(Work instructions): Could every line of the data be printed exactly as it reads?

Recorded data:

>>>

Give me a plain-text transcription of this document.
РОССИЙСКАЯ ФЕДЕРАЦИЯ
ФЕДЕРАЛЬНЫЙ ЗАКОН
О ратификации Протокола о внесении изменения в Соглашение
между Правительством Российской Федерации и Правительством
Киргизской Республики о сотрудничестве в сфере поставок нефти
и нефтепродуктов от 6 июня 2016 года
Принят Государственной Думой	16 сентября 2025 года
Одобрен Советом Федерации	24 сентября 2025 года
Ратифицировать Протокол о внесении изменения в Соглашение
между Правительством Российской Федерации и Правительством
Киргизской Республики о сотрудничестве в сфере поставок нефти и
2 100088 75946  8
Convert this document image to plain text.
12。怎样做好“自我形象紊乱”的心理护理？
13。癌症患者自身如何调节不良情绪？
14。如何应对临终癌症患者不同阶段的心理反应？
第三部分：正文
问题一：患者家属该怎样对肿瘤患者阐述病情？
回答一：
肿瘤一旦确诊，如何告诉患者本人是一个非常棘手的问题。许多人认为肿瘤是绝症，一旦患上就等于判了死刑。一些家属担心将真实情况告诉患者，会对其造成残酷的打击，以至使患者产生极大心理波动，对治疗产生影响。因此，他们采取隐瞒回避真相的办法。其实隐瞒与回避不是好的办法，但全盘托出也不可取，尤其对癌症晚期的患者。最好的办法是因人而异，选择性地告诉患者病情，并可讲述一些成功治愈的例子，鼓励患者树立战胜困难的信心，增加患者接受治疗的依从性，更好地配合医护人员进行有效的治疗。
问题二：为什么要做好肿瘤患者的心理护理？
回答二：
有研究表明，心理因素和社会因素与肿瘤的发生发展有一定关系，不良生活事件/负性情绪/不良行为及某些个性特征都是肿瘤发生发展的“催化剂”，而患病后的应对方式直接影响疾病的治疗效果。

<<<

(The response):
Give me a plain-text transcription of this document.
РОССИЙСКАЯ ФЕДЕРАЦИЯ
ФЕДЕРАЛЬНЫЙ ЗАКОН
О ратификации Протокола о внесении изменения в Соглашение
между Правительством Российской Федерации и Правительством
Киргизской Республики о сотрудничестве в сфере поставок нефти
и нефтепродуктов от 6 июня 2016 года
Принят Государственной Думой	16 сентября 2025 года
Одобрен Советом Федерации	24 сентября 2025 года
Ратифицировать Протокол о внесении изменения в Соглашение
между Правительством Российской Федерации и Правительством
Киргизской Республики о сотрудничестве в сфере поставок нефти и
2 100088 75946  8
Convert this document image to plain text.
12。怎样做好“自我形象紊乱”的心理护理？
13。癌症患者自身如何调节不良情绪？
14。如何应对临终癌症患者不同阶段的心理反应？
第三部分：正文
问题一：患者家属该怎样对肿瘤患者阐述病情？
回答一：
肿瘤一旦确诊，如何告诉患者本人是一个非常棘手的问题。许多人认为肿瘤是绝症，一旦患上就等于判了死刑。一些家属担心将真实情况告诉患者，会对其造成残酷的打击，以至使患者产生极大心理波动，对治疗产生影响。因此，他们采取隐瞒回避真相的办法。其实隐瞒与回避不是好的办法，但全盘托出也不可取，尤其对癌症晚期的患者。最好的办法是因人而异，选择性地告诉患者病情，并可讲述一些成功治愈的例子，鼓励患者树立战胜困难的信心，增加患者接受治疗的依从性，更好地配合医护人员进行有效的治疗。
问题二：为什么要做好肿瘤患者的心理护理？
回答二：
有研究表明，心理因素和社会因素与肿瘤的发生发展有一定关系，不良生活事件/负性情绪/不良行为及某些个性特征都是肿瘤发生发展的“催化剂”，而患病后的应对方式直接影响疾病的治疗效果。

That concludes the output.